### What is being asked
Copy every line of the listing that holds the string "Solve".

::::::::

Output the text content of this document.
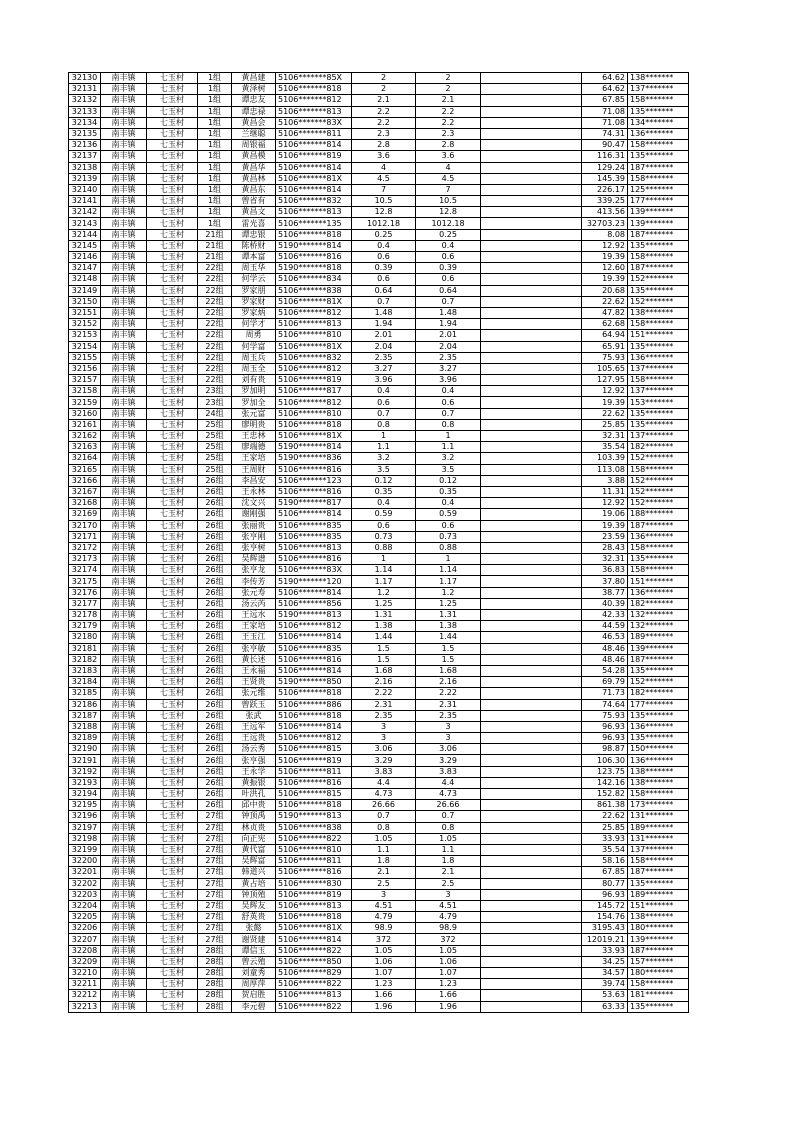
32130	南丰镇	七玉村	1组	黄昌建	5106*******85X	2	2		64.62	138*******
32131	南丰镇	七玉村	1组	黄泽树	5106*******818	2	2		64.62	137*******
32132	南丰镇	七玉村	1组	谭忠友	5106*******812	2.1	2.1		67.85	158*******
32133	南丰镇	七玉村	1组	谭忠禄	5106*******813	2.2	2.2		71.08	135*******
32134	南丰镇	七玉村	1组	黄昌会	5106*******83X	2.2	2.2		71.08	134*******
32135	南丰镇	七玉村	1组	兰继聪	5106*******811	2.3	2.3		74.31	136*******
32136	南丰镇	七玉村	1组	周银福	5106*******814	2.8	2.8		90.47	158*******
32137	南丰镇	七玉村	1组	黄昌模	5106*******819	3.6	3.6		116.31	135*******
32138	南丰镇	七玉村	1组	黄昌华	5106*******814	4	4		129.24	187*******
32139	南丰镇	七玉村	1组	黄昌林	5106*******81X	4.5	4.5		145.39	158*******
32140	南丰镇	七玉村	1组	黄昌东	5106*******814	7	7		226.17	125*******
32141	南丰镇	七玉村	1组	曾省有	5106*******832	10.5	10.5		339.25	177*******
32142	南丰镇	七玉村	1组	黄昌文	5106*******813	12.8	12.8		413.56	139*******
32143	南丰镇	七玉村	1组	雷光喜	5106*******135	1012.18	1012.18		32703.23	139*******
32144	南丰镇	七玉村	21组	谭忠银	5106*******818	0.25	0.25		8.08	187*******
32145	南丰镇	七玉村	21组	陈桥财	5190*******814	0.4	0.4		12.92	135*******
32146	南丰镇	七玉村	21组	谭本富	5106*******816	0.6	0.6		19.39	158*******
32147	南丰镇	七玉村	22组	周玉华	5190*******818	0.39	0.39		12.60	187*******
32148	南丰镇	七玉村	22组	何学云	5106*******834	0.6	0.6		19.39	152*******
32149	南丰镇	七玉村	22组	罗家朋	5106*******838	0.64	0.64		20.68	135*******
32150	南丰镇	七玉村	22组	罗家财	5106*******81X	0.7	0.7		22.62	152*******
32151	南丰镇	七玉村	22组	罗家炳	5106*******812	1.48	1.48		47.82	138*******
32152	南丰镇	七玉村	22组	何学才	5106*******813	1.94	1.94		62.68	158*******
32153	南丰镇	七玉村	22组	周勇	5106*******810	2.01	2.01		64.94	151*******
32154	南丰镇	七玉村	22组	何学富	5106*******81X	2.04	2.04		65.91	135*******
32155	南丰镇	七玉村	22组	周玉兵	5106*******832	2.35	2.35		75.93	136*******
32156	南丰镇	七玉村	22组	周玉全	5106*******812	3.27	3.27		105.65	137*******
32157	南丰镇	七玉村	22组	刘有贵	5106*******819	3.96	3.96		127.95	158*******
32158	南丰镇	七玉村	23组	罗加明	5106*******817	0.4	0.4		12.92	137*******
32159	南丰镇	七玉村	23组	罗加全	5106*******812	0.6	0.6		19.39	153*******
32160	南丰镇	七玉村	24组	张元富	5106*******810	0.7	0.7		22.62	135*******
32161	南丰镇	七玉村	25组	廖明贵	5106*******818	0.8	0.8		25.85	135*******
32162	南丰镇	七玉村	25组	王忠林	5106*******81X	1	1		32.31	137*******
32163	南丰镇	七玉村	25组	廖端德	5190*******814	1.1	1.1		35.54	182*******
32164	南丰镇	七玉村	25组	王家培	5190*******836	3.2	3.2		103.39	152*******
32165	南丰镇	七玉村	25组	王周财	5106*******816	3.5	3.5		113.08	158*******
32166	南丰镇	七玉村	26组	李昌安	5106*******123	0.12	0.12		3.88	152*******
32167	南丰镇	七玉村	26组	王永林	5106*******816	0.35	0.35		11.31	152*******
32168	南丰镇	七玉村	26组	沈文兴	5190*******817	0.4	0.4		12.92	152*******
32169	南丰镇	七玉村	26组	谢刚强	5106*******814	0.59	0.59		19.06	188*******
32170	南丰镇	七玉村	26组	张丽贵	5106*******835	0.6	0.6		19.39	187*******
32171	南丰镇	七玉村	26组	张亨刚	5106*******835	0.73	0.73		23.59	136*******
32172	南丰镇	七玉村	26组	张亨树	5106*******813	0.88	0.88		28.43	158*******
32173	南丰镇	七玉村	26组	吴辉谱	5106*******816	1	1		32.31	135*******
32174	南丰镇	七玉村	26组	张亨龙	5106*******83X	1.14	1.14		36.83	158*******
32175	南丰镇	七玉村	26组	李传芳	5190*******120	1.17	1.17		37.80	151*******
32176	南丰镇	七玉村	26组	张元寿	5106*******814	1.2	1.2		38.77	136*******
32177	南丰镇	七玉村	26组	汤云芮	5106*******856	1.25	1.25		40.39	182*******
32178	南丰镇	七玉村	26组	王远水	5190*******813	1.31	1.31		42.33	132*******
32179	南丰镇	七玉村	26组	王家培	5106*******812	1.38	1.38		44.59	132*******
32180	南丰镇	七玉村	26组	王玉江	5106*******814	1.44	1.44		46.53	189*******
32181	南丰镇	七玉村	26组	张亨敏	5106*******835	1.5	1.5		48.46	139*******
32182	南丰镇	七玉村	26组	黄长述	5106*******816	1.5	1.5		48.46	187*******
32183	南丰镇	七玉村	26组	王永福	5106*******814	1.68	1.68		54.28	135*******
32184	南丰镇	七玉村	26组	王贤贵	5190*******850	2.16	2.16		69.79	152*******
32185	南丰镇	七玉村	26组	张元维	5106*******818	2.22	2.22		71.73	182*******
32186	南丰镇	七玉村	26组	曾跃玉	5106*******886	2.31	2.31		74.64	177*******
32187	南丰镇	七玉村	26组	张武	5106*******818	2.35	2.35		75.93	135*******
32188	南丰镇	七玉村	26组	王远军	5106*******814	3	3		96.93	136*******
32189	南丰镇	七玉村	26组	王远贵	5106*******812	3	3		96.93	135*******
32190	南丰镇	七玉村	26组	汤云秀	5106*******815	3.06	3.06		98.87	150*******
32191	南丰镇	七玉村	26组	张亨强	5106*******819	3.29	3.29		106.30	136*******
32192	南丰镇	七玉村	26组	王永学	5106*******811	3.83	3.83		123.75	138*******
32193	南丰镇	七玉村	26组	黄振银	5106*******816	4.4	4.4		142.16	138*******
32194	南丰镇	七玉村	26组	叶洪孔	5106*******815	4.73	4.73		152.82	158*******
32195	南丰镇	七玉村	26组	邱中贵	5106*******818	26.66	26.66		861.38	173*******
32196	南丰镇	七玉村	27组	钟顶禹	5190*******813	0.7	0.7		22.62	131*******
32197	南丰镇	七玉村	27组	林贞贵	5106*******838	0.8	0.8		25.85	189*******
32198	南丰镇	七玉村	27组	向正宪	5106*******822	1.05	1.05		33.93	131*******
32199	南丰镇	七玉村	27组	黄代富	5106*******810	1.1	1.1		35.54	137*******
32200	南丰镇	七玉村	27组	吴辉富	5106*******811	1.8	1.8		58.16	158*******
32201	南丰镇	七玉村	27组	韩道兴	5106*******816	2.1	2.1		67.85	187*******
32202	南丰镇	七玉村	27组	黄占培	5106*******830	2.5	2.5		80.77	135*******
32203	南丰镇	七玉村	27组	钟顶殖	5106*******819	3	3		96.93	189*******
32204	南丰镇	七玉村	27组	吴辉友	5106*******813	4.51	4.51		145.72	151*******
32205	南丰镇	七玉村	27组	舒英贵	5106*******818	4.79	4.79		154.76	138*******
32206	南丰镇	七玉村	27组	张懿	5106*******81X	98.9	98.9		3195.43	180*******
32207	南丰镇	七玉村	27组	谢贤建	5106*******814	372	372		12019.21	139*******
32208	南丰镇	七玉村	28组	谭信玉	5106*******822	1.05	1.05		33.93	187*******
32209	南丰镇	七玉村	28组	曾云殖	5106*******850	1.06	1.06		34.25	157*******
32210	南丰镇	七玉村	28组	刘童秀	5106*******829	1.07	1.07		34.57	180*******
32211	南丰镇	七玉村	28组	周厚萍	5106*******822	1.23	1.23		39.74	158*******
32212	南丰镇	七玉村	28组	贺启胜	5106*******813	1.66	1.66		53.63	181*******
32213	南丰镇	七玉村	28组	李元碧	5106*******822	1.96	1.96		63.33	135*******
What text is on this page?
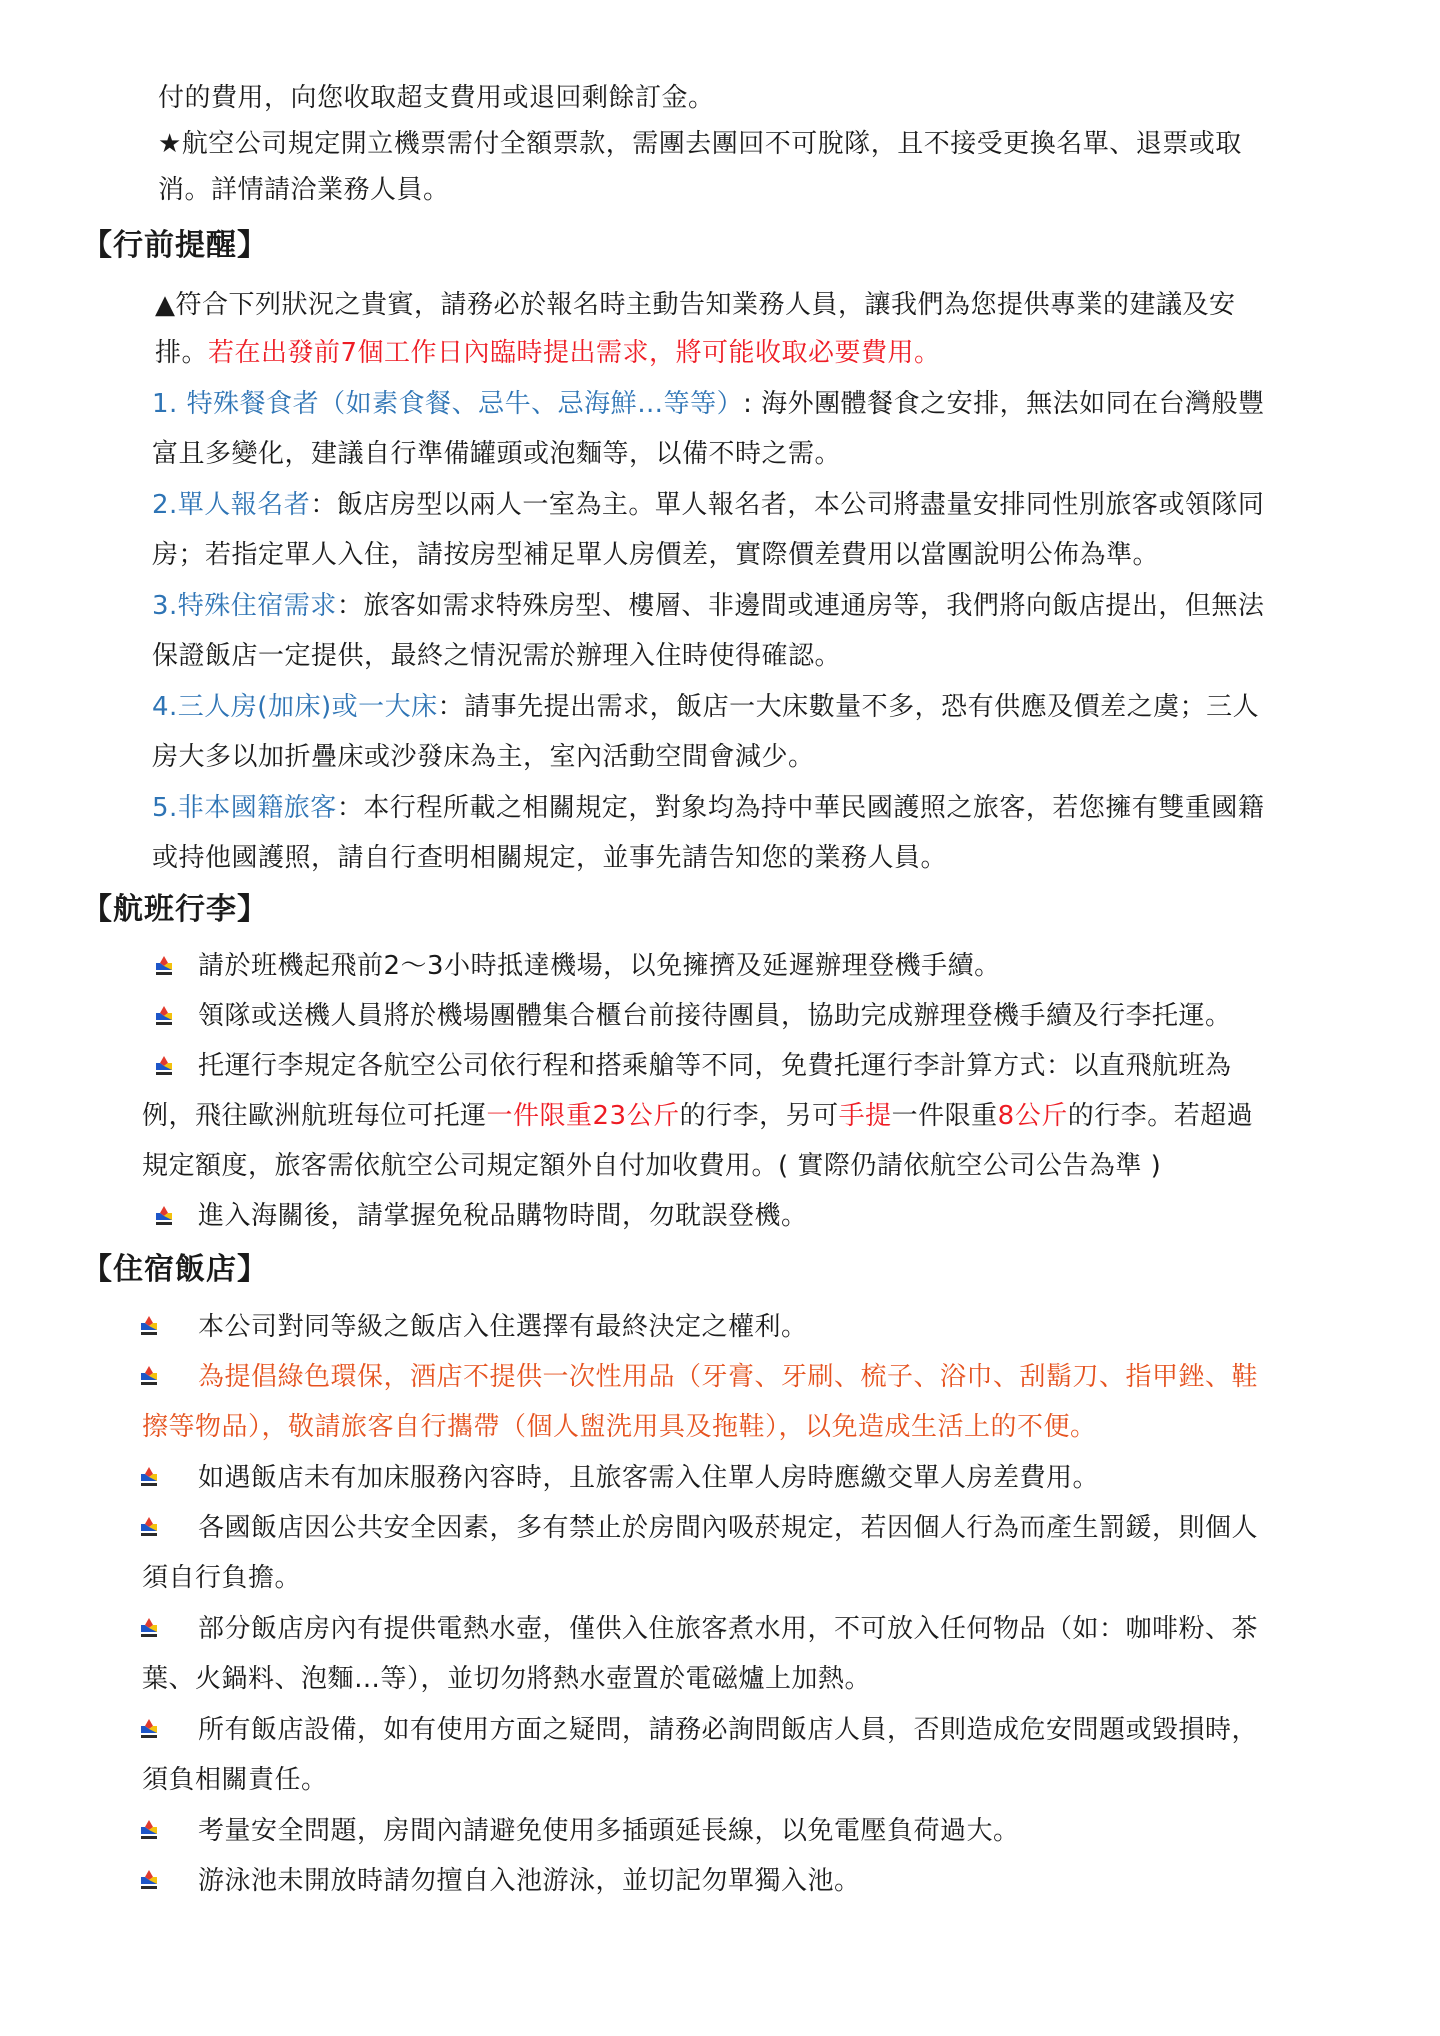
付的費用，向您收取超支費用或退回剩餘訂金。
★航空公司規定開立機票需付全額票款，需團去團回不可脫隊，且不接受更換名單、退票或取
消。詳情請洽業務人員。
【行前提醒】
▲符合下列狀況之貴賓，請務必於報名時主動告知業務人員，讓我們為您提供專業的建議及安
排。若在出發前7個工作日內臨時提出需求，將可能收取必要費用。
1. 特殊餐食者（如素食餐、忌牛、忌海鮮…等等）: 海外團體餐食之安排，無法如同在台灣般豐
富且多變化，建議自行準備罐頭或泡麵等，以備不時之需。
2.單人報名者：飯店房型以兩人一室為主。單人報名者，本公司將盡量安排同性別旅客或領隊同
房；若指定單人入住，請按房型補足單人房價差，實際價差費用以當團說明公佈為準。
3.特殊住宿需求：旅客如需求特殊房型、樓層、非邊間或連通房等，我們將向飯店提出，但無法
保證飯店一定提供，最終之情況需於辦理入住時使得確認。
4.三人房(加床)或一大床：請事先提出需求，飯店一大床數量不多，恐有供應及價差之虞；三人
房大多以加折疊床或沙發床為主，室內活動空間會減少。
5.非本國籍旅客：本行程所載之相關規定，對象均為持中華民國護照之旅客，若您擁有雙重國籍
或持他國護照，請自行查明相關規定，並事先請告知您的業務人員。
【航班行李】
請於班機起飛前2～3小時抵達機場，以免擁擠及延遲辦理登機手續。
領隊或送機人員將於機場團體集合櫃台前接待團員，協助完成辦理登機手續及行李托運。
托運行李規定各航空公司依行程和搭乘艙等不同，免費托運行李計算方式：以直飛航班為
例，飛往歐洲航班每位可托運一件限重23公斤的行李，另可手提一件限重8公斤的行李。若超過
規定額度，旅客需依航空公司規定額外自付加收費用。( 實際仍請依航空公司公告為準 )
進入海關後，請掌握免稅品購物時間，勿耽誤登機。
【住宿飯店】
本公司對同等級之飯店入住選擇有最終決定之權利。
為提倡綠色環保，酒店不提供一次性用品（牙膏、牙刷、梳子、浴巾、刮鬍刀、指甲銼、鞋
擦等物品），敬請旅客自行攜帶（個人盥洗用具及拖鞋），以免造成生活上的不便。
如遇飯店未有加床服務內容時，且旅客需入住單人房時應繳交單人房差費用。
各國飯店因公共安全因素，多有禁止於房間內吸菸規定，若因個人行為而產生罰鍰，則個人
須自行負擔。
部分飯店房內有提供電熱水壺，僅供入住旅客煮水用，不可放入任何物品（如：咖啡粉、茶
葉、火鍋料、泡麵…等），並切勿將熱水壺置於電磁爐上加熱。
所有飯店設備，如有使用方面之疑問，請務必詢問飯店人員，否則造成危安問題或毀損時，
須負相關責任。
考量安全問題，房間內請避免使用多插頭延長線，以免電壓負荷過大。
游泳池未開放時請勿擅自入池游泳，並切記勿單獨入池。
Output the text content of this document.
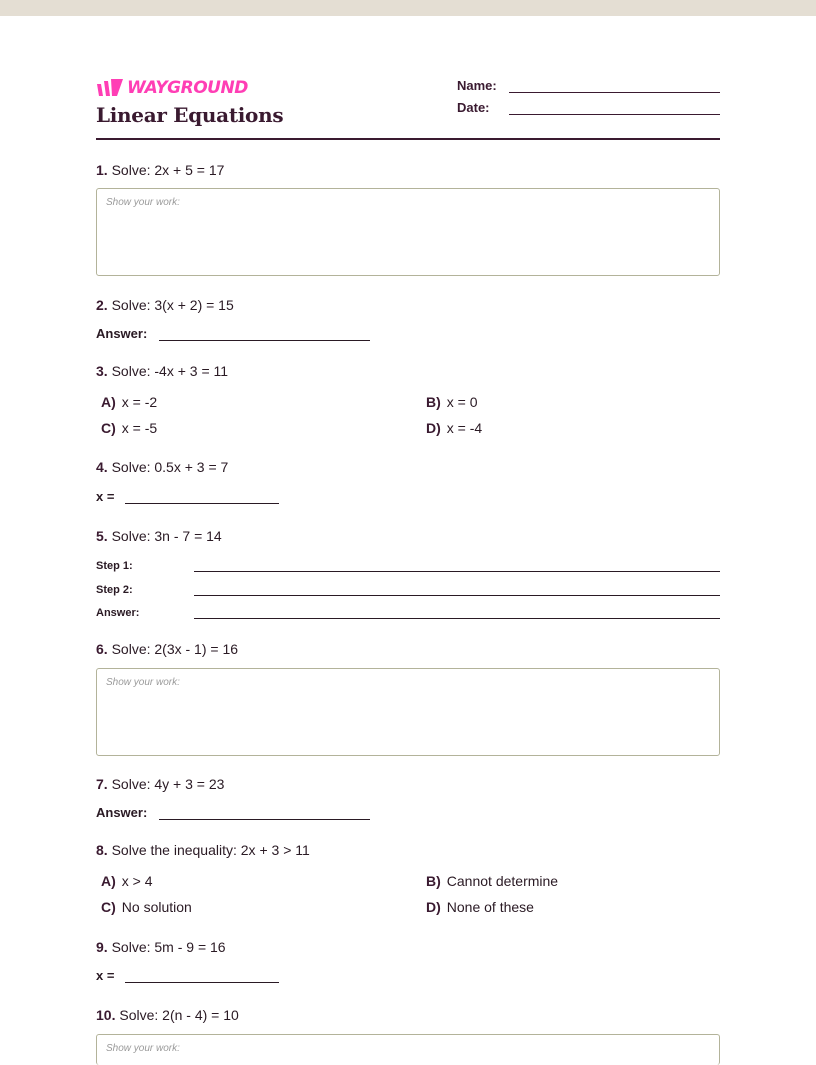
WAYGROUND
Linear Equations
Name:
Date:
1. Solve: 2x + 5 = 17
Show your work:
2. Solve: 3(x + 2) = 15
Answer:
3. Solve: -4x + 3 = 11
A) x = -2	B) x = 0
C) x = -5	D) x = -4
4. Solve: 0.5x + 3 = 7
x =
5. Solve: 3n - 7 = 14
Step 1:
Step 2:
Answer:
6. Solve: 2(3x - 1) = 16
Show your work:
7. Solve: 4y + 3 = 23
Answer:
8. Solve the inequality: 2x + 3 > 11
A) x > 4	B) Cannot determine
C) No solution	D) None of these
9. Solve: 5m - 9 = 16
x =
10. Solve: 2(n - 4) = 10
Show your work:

::::::::

### The completed task
1. Solve: 2x + 5 = 17
2. Solve: 3(x + 2) = 15
3. Solve: -4x + 3 = 11
4. Solve: 0.5x + 3 = 7
5. Solve: 3n - 7 = 14
6. Solve: 2(3x - 1) = 16
7. Solve: 4y + 3 = 23
8. Solve the inequality: 2x + 3 > 11
9. Solve: 5m - 9 = 16
10. Solve: 2(n - 4) = 10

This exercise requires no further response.